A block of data
"""
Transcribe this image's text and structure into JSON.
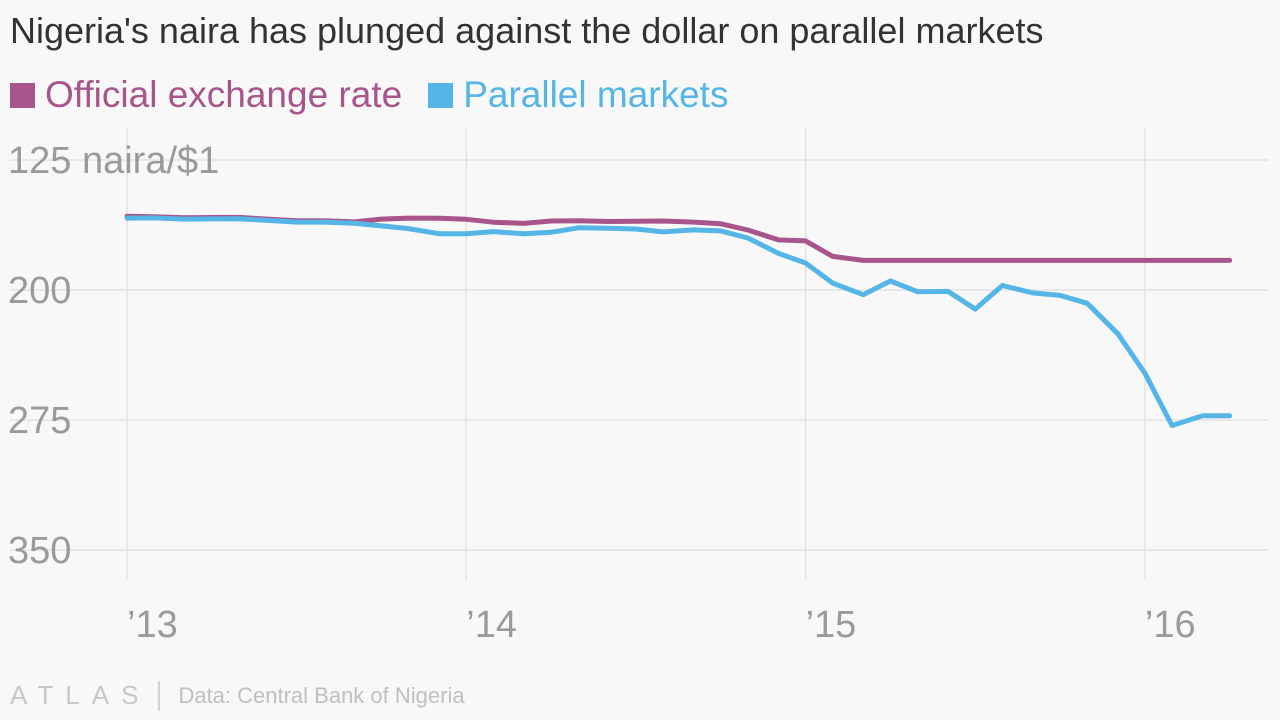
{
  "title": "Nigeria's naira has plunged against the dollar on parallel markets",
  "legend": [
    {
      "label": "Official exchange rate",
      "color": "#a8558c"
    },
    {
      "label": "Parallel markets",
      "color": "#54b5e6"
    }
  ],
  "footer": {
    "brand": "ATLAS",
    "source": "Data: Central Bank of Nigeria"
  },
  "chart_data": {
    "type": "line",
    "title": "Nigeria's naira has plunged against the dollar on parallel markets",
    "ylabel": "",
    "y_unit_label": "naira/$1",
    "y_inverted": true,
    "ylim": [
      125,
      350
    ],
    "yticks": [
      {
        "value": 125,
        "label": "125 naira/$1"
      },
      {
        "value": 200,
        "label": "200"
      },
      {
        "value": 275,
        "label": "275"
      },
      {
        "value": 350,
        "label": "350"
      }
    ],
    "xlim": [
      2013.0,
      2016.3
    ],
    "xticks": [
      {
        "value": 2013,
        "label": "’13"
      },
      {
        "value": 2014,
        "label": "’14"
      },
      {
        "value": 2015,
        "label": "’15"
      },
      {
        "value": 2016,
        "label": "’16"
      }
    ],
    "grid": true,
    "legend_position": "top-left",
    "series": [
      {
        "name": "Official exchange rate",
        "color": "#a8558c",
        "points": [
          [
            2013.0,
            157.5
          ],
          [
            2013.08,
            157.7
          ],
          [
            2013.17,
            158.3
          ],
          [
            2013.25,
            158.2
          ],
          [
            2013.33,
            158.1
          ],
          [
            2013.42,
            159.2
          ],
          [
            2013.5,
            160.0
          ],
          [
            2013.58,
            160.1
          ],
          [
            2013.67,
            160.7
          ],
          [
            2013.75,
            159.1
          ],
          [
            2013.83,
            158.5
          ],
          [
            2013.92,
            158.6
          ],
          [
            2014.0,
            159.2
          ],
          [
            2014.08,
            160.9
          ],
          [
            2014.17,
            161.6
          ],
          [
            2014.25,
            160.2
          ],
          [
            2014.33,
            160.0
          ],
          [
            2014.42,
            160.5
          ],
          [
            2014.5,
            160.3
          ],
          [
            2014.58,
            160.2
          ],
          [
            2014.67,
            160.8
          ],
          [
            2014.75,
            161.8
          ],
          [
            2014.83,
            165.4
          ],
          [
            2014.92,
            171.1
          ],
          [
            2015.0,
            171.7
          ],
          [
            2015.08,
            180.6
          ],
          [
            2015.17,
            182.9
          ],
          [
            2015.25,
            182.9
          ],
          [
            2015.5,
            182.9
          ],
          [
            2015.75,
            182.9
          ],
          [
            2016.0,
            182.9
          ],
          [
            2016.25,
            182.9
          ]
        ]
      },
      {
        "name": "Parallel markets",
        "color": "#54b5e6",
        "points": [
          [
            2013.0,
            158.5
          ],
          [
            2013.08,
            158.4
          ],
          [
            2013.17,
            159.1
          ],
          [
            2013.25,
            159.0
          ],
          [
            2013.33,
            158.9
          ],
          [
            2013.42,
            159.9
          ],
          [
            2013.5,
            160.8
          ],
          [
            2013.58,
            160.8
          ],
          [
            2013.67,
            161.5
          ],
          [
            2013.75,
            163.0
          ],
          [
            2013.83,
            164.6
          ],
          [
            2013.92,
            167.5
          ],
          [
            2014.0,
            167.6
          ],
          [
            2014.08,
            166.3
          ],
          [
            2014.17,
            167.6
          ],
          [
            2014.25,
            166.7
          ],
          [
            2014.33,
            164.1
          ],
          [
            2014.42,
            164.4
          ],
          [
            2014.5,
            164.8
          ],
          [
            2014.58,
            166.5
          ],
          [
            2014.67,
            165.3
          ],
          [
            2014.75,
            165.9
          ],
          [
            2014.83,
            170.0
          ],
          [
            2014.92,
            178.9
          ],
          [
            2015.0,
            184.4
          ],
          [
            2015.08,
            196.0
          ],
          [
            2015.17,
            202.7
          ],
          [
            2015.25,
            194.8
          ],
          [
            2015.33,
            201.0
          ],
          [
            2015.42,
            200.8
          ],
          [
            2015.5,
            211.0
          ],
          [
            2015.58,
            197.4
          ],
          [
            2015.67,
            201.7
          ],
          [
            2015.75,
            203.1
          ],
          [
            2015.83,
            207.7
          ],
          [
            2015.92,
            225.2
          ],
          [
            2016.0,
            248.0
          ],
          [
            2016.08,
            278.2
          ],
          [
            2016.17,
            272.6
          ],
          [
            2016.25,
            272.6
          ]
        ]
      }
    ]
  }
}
"""
* _SET TASK_
Transcribe the full listing character for character. Pictures are excluded.

* _THE SOLUTION_
Transcribe this image's text and structure into JSON.
{
  "title": "Nigeria's naira has plunged against the dollar on parallel markets",
  "legend": [
    {
      "label": "Official exchange rate",
      "color": "#a8558c"
    },
    {
      "label": "Parallel markets",
      "color": "#54b5e6"
    }
  ],
  "footer": {
    "brand": "ATLAS",
    "source": "Data: Central Bank of Nigeria"
  },
  "chart_data": {
    "type": "line",
    "title": "Nigeria's naira has plunged against the dollar on parallel markets",
    "ylabel": "",
    "y_unit_label": "naira/$1",
    "y_inverted": true,
    "ylim": [
      125,
      350
    ],
    "yticks": [
      {
        "value": 125,
        "label": "125 naira/$1"
      },
      {
        "value": 200,
        "label": "200"
      },
      {
        "value": 275,
        "label": "275"
      },
      {
        "value": 350,
        "label": "350"
      }
    ],
    "xlim": [
      2013.0,
      2016.3
    ],
    "xticks": [
      {
        "value": 2013,
        "label": "’13"
      },
      {
        "value": 2014,
        "label": "’14"
      },
      {
        "value": 2015,
        "label": "’15"
      },
      {
        "value": 2016,
        "label": "’16"
      }
    ],
    "grid": true,
    "legend_position": "top-left",
    "series": [
      {
        "name": "Official exchange rate",
        "color": "#a8558c",
        "points": [
          [
            2013.0,
            157.5
          ],
          [
            2013.08,
            157.7
          ],
          [
            2013.17,
            158.3
          ],
          [
            2013.25,
            158.2
          ],
          [
            2013.33,
            158.1
          ],
          [
            2013.42,
            159.2
          ],
          [
            2013.5,
            160.0
          ],
          [
            2013.58,
            160.1
          ],
          [
            2013.67,
            160.7
          ],
          [
            2013.75,
            159.1
          ],
          [
            2013.83,
            158.5
          ],
          [
            2013.92,
            158.6
          ],
          [
            2014.0,
            159.2
          ],
          [
            2014.08,
            160.9
          ],
          [
            2014.17,
            161.6
          ],
          [
            2014.25,
            160.2
          ],
          [
            2014.33,
            160.0
          ],
          [
            2014.42,
            160.5
          ],
          [
            2014.5,
            160.3
          ],
          [
            2014.58,
            160.2
          ],
          [
            2014.67,
            160.8
          ],
          [
            2014.75,
            161.8
          ],
          [
            2014.83,
            165.4
          ],
          [
            2014.92,
            171.1
          ],
          [
            2015.0,
            171.7
          ],
          [
            2015.08,
            180.6
          ],
          [
            2015.17,
            182.9
          ],
          [
            2015.25,
            182.9
          ],
          [
            2015.5,
            182.9
          ],
          [
            2015.75,
            182.9
          ],
          [
            2016.0,
            182.9
          ],
          [
            2016.25,
            182.9
          ]
        ]
      },
      {
        "name": "Parallel markets",
        "color": "#54b5e6",
        "points": [
          [
            2013.0,
            158.5
          ],
          [
            2013.08,
            158.4
          ],
          [
            2013.17,
            159.1
          ],
          [
            2013.25,
            159.0
          ],
          [
            2013.33,
            158.9
          ],
          [
            2013.42,
            159.9
          ],
          [
            2013.5,
            160.8
          ],
          [
            2013.58,
            160.8
          ],
          [
            2013.67,
            161.5
          ],
          [
            2013.75,
            163.0
          ],
          [
            2013.83,
            164.6
          ],
          [
            2013.92,
            167.5
          ],
          [
            2014.0,
            167.6
          ],
          [
            2014.08,
            166.3
          ],
          [
            2014.17,
            167.6
          ],
          [
            2014.25,
            166.7
          ],
          [
            2014.33,
            164.1
          ],
          [
            2014.42,
            164.4
          ],
          [
            2014.5,
            164.8
          ],
          [
            2014.58,
            166.5
          ],
          [
            2014.67,
            165.3
          ],
          [
            2014.75,
            165.9
          ],
          [
            2014.83,
            170.0
          ],
          [
            2014.92,
            178.9
          ],
          [
            2015.0,
            184.4
          ],
          [
            2015.08,
            196.0
          ],
          [
            2015.17,
            202.7
          ],
          [
            2015.25,
            194.8
          ],
          [
            2015.33,
            201.0
          ],
          [
            2015.42,
            200.8
          ],
          [
            2015.5,
            211.0
          ],
          [
            2015.58,
            197.4
          ],
          [
            2015.67,
            201.7
          ],
          [
            2015.75,
            203.1
          ],
          [
            2015.83,
            207.7
          ],
          [
            2015.92,
            225.2
          ],
          [
            2016.0,
            248.0
          ],
          [
            2016.08,
            278.2
          ],
          [
            2016.17,
            272.6
          ],
          [
            2016.25,
            272.6
          ]
        ]
      }
    ]
  }
}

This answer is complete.